# start of Selected excerpt
Longing for the Rain (2013) poster

Longing for the Rain (2013)

Rating:

(Chunmeng)


China. 2013.

Crew

Director/Screenplay – Lina Yang, Producers – Vivian Qu & Lina Yang, Photography – Min Wang, Music – Yoshi Hanno, Production Design – Shaoying Peng. Production Company – Sodium Productions.

Cast

Siyuan Zhao (Fang Lei), Ju Jia (Husband), Xue Hong (Hong), Pongpazroj Dej (Man in Dreams), Xing Yifan (Yifan)


Plot

Fang Lei lives in Beijing with her husband and raises a young daughter. She begins to have intense dreams in which a man appears and makes love to her. She cannot see his face or touch him. Her dream lover begins to take over her life. She is warned by a Buddhist monk that this is an evil spirit that will destroy her. This seems born out when she confesses the existence of her dream lover to her husband and he leaves her, taking their daughter.


Longing for the Rain is the first dramatic film from Chinese director Lina Yang, previously a documentary-maker, having made Old Men (2000) and The Wild Herbs of Qingdao (2009).

I went into Longing for the Rain with low expectations. The Dragons and Tigers section of the Vancouver International Film Festival, which specialises in Asian cinema, has become universally regarded amongst the local critical fraternity as the festival’s constant bugbear for constantly foisting dull, pretentiously awful and amateurish work masquerading as art off on the public. This year’s festival alone has produced such unwatchable films as Stray Dogs (2013) and Yumen (2013) and I still hold against organiser Tony Rayns the lost hours of my life spent sitting through the likes of The Family Complete (2010), Year Without a Summer (2010), Honey Pupu (2011) and A Fish (2012).
# end of Selected excerpt
# start of Material shown
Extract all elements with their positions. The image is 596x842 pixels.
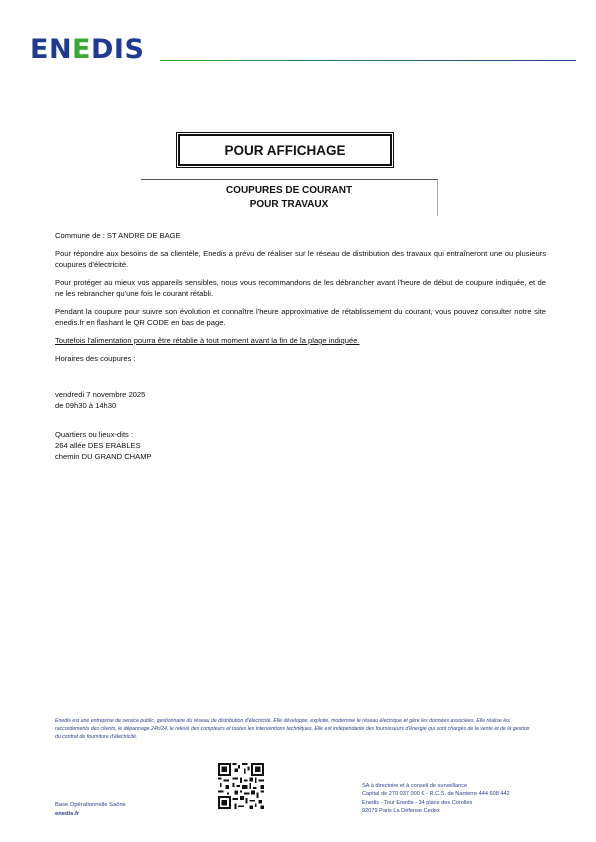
page-title: POUR AFFICHAGE (178, 134, 392, 166)
base-operationnelle: Base Opérationnelle Saône (55, 802, 126, 808)
legal-notice: Enedis est une entreprise de service public, gestionnaire du réseau de distribution d'électricité. Elle développe, exploite, modernise le réseau électrique et gère les données associées. Elle réalise les raccordements des clients, le dépannage 24h/24, le relevé des compteurs et toutes les interventions techniques. Elle est indépendante des fournisseurs d'énergie qui sont chargés de la vente et de la gestion du contrat de fourniture d'électricité. (55, 718, 530, 740)
schedule-time: de 09h30 à 14h30 (55, 401, 117, 410)
footer-right (362, 782, 510, 816)
enedis-logo (30, 36, 144, 63)
company-form: SA à directoire et à conseil de surveillance (362, 783, 468, 789)
company-address-2: 92079 Paris La Défense Cedex (362, 808, 440, 815)
paragraph-1: Pour répondre aux besoins de sa clientèle, Enedis a prévu de réaliser sur le réseau de distribution des travaux qui entraîneront une ou plusieurs coupures d'électricité. (55, 249, 546, 269)
horaires-label: Horaires des coupures : (55, 354, 136, 363)
subtitle-line-2: POUR TRAVAUX (249, 199, 329, 210)
logo-text-dis: DIS (91, 34, 145, 65)
logo-text-en: EN (30, 34, 73, 65)
header-rule (160, 60, 576, 61)
company-address-1: Enedis - Tour Enedis - 34 place des Corolles (362, 799, 473, 806)
paragraph-4: Toutefois l'alimentation pourra être rétablie à tout moment avant la fin de la plage indiquée. (55, 336, 360, 345)
company-capital: Capital de 270 037 000 € - R.C.S. de Nanterre 444 608 442 (362, 791, 510, 798)
quartiers-label: Quartiers ou lieux-dits : (55, 430, 134, 439)
commune-line: Commune de : ST ANDRE DE BAGE (55, 231, 181, 240)
qr-code-icon[interactable] (218, 763, 264, 809)
notice-body (55, 230, 546, 462)
logo-text-e: E (72, 34, 91, 65)
subtitle-line-1: COUPURES DE COURANT (225, 184, 353, 196)
paragraph-3: Pendant la coupure pour suivre son évolution et connaître l'heure approximative de rétablissement du courant, vous pouvez consulter notre site enedis.fr en flashant le QR CODE en bas de page. (55, 307, 546, 327)
subtitle-box (141, 179, 438, 216)
footer-left (55, 801, 126, 818)
place-item: chemin DU GRAND CHAMP (55, 452, 152, 461)
schedule-date: vendredi 7 novembre 2025 (55, 390, 146, 399)
website-link[interactable]: enedis.fr (55, 810, 80, 817)
place-item: 264 allée DES ERABLES (55, 441, 141, 450)
paragraph-2: Pour protéger au mieux vos appareils sensibles, nous vous recommandons de les débrancher avant l'heure de début de coupure indiquée, et de ne les rebrancher qu'une fois le courant rétabli. (55, 278, 546, 298)
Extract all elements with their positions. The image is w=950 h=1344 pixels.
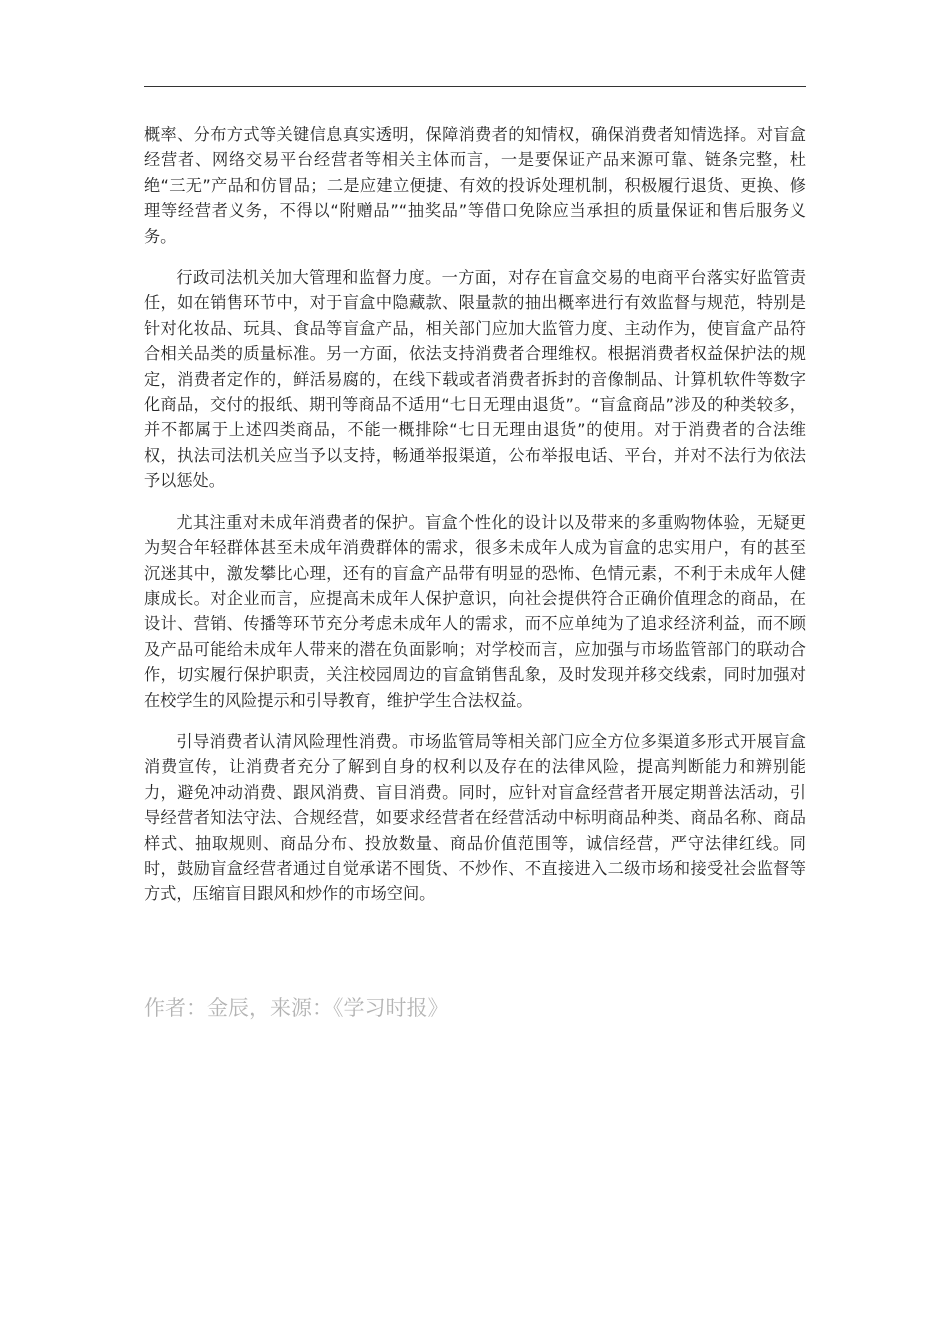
author-source-byline: 作者：金辰，来源：《学习时报》: [144, 996, 449, 1020]
header-rule: [144, 86, 806, 87]
paragraph-regulation: 行政司法机关加大管理和监督力度。一方面，对存在盲盒交易的电商平台落实好监管责任，如在销售环节中，对于盲盒中隐藏款、限量款的抽出概率进行有效监督与规范，特别是针对化妆品、玩具、食品等盲盒产品，相关部门应加大监管力度、主动作为，使盲盒产品符合相关品类的质量标准。另一方面，依法支持消费者合理维权。根据消费者权益保护法的规定，消费者定作的，鲜活易腐的，在线下载或者消费者拆封的音像制品、计算机软件等数字化商品，交付的报纸、期刊等商品不适用“七日无理由退货”。“盲盒商品”涉及的种类较多，并不都属于上述四类商品，不能一概排除“七日无理由退货”的使用。对于消费者的合法维权，执法司法机关应当予以支持，畅通举报渠道，公布举报电话、平台，并对不法行为依法予以惩处。: [144, 268, 806, 491]
paragraph-rational-consumption: 引导消费者认清风险理性消费。市场监管局等相关部门应全方位多渠道多形式开展盲盒消费宣传，让消费者充分了解到自身的权利以及存在的法律风险，提高判断能力和辨别能力，避免冲动消费、跟风消费、盲目消费。同时，应针对盲盒经营者开展定期普法活动，引导经营者知法守法、合规经营，如要求经营者在经营活动中标明商品种类、商品名称、商品样式、抽取规则、商品分布、投放数量、商品价值范围等，诚信经营，严守法律红线。同时，鼓励盲盒经营者通过自觉承诺不囤货、不炒作、不直接进入二级市场和接受社会监督等方式，压缩盲目跟风和炒作的市场空间。: [144, 731, 806, 904]
paragraph-continued: 概率、分布方式等关键信息真实透明，保障消费者的知情权，确保消费者知情选择。对盲盒经营者、网络交易平台经营者等相关主体而言，一是要保证产品来源可靠、链条完整，杜绝“三无”产品和仿冒品；二是应建立便捷、有效的投诉处理机制，积极履行退货、更换、修理等经营者义务，不得以“附赠品”“抽奖品”等借口免除应当承担的质量保证和售后服务义务。: [144, 125, 806, 246]
article-body: [144, 122, 806, 923]
paragraph-minors: 尤其注重对未成年消费者的保护。盲盒个性化的设计以及带来的多重购物体验，无疑更为契合年轻群体甚至未成年消费群体的需求，很多未成年人成为盲盒的忠实用户，有的甚至沉迷其中，激发攀比心理，还有的盲盒产品带有明显的恐怖、色情元素，不利于未成年人健康成长。对企业而言，应提高未成年人保护意识，向社会提供符合正确价值理念的商品，在设计、营销、传播等环节充分考虑未成年人的需求，而不应单纯为了追求经济利益，而不顾及产品可能给未成年人带来的潜在负面影响；对学校而言，应加强与市场监管部门的联动合作，切实履行保护职责，关注校园周边的盲盒销售乱象，及时发现并移交线索，同时加强对在校学生的风险提示和引导教育，维护学生合法权益。: [144, 512, 806, 710]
# end of Material shown
#### Requirement 1:
Based on the review of Longing for the Rain, decide whether each statement is true. Answer yes or no, quoting the exact words from the review that settle it.
(a) Lina Yang both directed the film and wrote its screenplay.
(b) When Fang Lei's husband leaves her, their daughter stays with Fang Lei.
(c) Longing for the Rain is Lina Yang's second dramatic film.
#### Requirement 2:
According to the review of Longing for the Rain, who wrote the film's music?

#### Correct answer 1:
(a) Yes: "Director/Screenplay – Lina Yang"
(b) No: "he leaves her, taking their daughter"
(c) No: "is the first dramatic film from Chinese director Lina Yang"

#### Correct answer 2:
Yoshi Hanno